* [Exercise details] Gather, from the listing beneath this task, every line holding the string "pattern".

* [The input]
-*-*-

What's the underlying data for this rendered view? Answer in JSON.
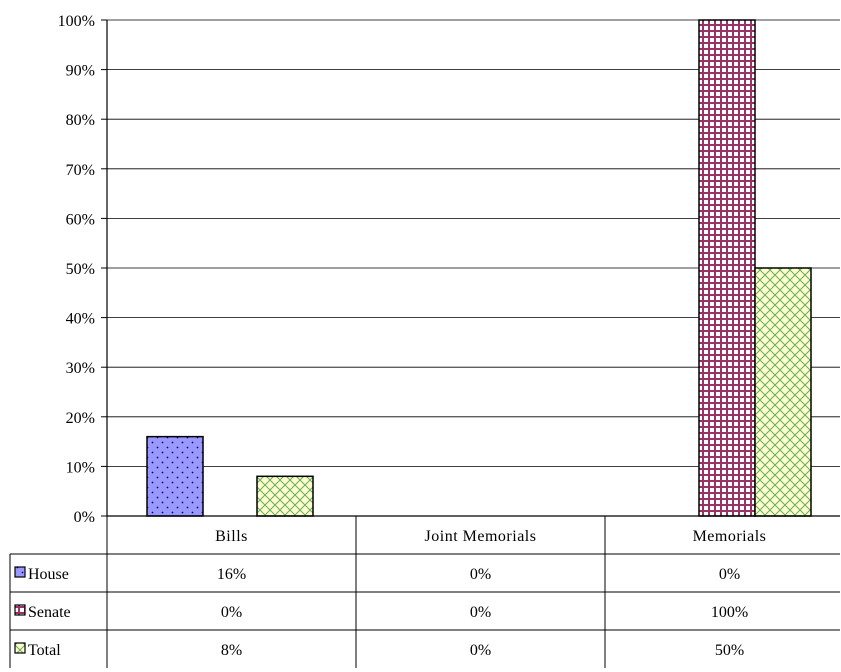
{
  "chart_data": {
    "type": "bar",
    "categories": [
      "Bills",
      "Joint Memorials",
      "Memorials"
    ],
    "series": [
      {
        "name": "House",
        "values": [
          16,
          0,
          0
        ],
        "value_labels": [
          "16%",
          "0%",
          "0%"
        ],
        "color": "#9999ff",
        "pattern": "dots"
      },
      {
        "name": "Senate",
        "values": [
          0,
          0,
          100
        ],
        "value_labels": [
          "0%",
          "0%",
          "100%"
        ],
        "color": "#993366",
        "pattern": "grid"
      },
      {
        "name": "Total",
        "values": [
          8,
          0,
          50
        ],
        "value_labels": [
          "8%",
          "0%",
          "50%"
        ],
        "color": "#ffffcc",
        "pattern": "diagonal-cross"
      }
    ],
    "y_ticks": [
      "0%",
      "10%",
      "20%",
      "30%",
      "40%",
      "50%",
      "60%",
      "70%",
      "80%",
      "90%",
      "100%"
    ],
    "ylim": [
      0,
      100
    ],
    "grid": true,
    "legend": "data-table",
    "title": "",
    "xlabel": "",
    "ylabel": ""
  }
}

-*-*-

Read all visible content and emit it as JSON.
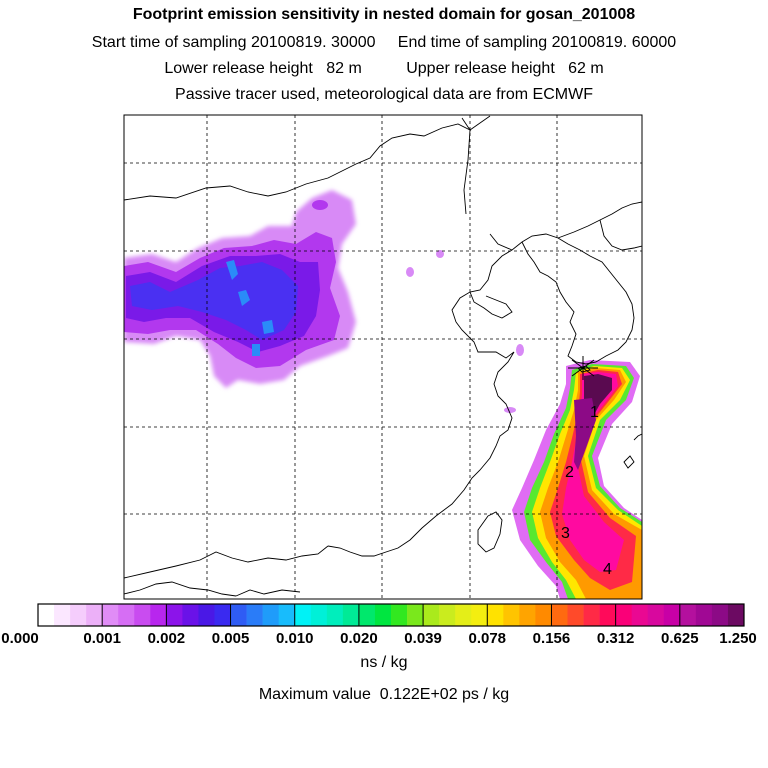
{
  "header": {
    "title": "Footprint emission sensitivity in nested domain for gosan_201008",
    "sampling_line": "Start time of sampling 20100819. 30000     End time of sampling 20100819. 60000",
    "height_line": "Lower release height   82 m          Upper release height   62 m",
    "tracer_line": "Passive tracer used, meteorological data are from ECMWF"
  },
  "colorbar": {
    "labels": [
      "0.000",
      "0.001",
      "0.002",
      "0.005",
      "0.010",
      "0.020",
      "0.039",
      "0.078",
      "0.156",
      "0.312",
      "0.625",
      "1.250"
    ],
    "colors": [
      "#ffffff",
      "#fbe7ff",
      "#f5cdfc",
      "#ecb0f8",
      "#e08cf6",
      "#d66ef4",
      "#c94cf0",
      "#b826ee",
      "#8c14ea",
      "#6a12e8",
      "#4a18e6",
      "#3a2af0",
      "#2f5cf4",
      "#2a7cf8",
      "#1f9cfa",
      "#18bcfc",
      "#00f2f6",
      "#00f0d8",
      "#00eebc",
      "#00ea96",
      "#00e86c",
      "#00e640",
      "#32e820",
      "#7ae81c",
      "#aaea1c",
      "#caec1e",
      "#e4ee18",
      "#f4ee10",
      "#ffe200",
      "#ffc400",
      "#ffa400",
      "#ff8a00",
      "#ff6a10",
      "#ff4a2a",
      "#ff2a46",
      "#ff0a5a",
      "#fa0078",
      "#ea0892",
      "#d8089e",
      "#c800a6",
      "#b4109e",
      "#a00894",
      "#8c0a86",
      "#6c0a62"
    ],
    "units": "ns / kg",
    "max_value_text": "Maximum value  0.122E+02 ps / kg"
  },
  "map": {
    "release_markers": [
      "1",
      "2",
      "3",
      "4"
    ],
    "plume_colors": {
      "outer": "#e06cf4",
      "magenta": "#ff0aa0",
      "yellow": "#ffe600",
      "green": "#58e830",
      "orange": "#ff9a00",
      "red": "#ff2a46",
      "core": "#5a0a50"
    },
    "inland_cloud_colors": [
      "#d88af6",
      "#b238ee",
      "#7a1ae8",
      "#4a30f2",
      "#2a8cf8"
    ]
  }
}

-*-*-

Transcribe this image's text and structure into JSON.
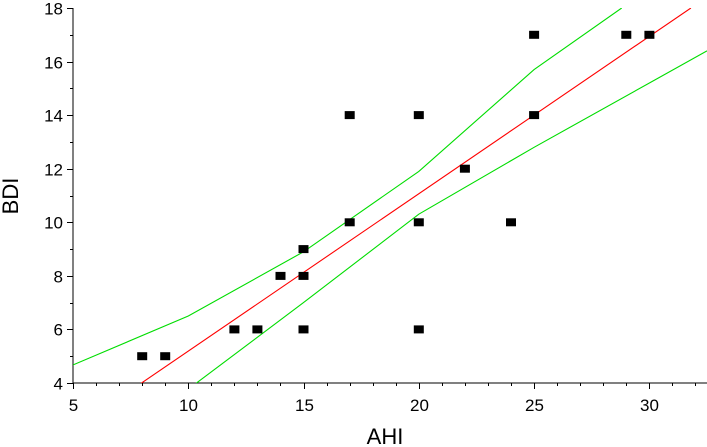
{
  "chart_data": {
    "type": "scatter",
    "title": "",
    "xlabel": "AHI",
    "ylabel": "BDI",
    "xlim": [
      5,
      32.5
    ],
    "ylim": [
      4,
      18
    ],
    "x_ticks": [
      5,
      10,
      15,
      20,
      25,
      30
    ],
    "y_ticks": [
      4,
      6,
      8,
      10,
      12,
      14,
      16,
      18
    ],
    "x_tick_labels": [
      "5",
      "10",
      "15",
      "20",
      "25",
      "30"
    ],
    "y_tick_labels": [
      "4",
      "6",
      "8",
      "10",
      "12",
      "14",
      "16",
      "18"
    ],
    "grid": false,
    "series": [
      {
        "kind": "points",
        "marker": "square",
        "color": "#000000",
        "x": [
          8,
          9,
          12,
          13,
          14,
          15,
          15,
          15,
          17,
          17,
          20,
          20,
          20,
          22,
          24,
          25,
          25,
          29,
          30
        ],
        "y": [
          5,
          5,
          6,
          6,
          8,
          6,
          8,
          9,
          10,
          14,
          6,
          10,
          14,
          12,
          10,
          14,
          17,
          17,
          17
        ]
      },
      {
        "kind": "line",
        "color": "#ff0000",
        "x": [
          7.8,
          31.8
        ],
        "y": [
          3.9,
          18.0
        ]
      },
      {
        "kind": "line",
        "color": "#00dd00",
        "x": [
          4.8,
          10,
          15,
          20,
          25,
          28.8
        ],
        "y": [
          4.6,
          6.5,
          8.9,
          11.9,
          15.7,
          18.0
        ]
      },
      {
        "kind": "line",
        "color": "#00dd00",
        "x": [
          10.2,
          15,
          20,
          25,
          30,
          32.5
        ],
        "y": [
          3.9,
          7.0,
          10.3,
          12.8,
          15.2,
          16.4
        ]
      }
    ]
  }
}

-*-*-

* [Exercise answer]
        "pattern": "dots"
        "pattern": "grid"
        "pattern": "diagonal-cross"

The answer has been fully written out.